**What to work on**
Produce an exact copy of all the data below, dropping every image.

Stored dataset items:
** Start **
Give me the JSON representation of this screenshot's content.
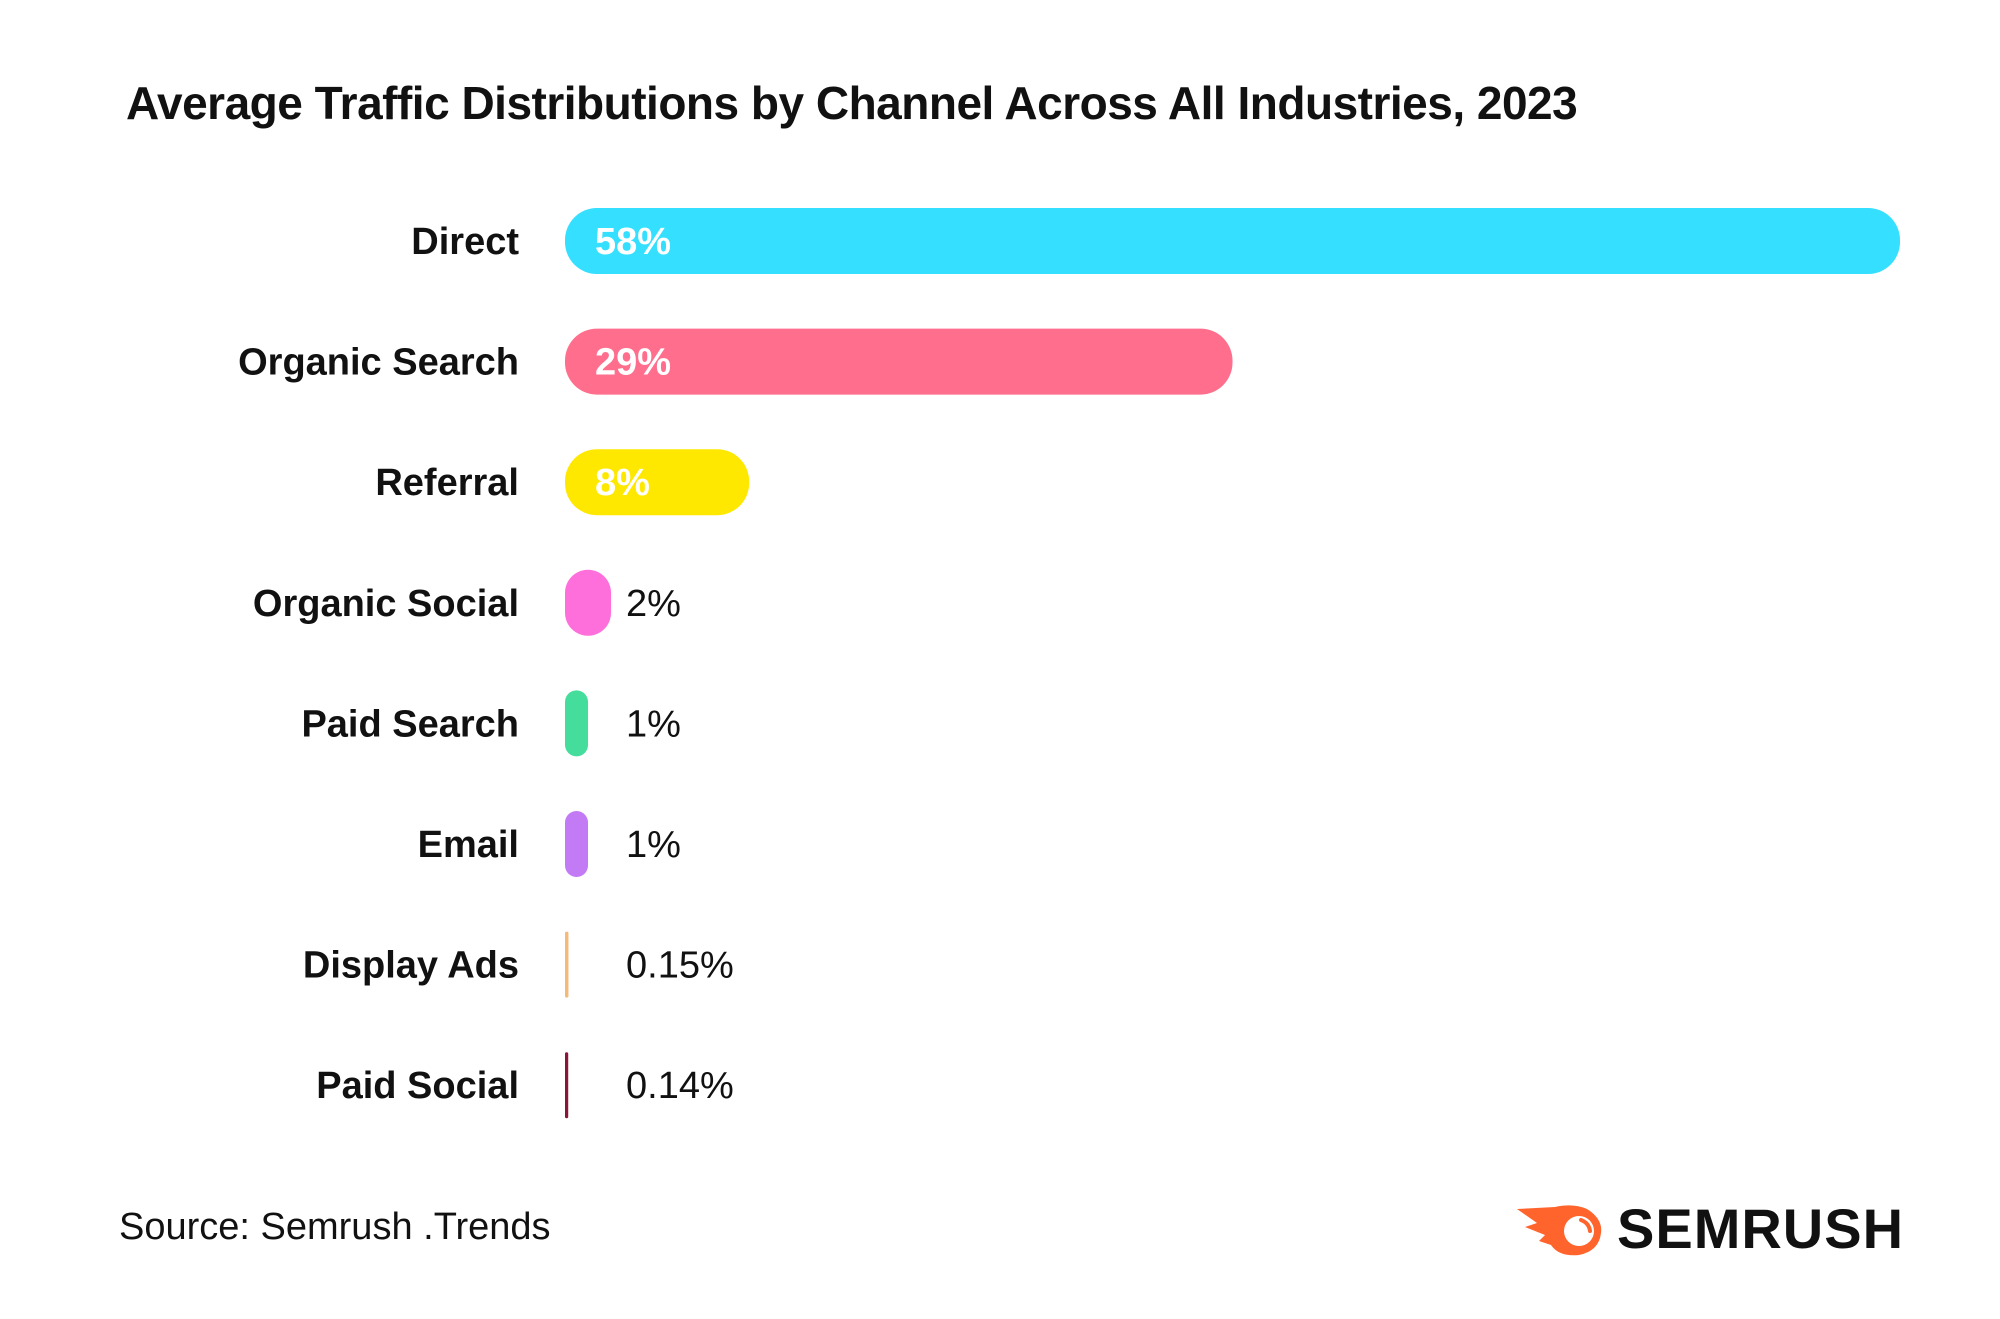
{
  "chart_data": {
    "type": "bar",
    "orientation": "horizontal",
    "title": "Average Traffic Distributions by Channel Across All Industries, 2023",
    "categories": [
      "Direct",
      "Organic Search",
      "Referral",
      "Organic Social",
      "Paid Search",
      "Email",
      "Display Ads",
      "Paid Social"
    ],
    "values": [
      58,
      29,
      8,
      2,
      1,
      1,
      0.15,
      0.14
    ],
    "data_labels": [
      "58%",
      "29%",
      "8%",
      "2%",
      "1%",
      "1%",
      "0.15%",
      "0.14%"
    ],
    "colors": [
      "#34dfff",
      "#ff6e8c",
      "#ffe800",
      "#ff6fdc",
      "#45dd9b",
      "#c27bf5",
      "#f5b97a",
      "#8a1538"
    ],
    "xlim": [
      0,
      58
    ],
    "grid": false,
    "legend": "none"
  },
  "footer": {
    "source": "Source: Semrush .Trends",
    "logo_text": "SEMRUSH",
    "logo_color": "#ff642d"
  }
}
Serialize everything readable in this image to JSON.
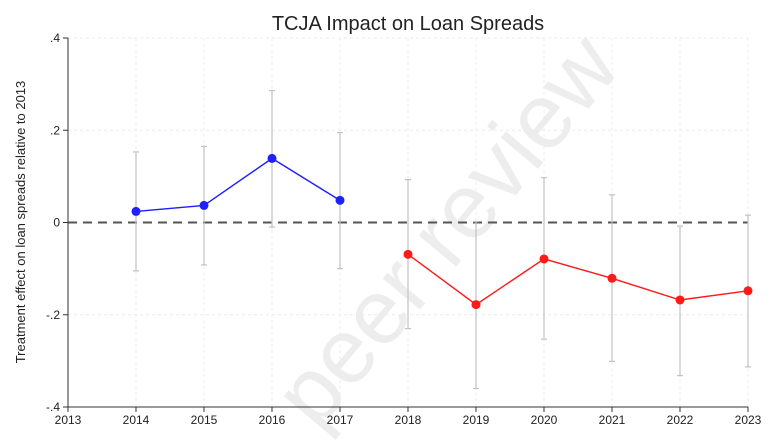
** End **
**Solution to the exercise**
Give me the JSON representation of this screenshot's content.
{
  "chart_data": {
    "type": "bar",
    "orientation": "horizontal",
    "title": "Average Traffic Distributions by Channel Across All Industries, 2023",
    "categories": [
      "Direct",
      "Organic Search",
      "Referral",
      "Organic Social",
      "Paid Search",
      "Email",
      "Display Ads",
      "Paid Social"
    ],
    "values": [
      58,
      29,
      8,
      2,
      1,
      1,
      0.15,
      0.14
    ],
    "data_labels": [
      "58%",
      "29%",
      "8%",
      "2%",
      "1%",
      "1%",
      "0.15%",
      "0.14%"
    ],
    "colors": [
      "#34dfff",
      "#ff6e8c",
      "#ffe800",
      "#ff6fdc",
      "#45dd9b",
      "#c27bf5",
      "#f5b97a",
      "#8a1538"
    ],
    "xlim": [
      0,
      58
    ],
    "grid": false,
    "legend": "none"
  },
  "footer": {
    "source": "Source: Semrush .Trends",
    "logo_text": "SEMRUSH",
    "logo_color": "#ff642d"
  }
}
Serialize everything readable in this image to JSON.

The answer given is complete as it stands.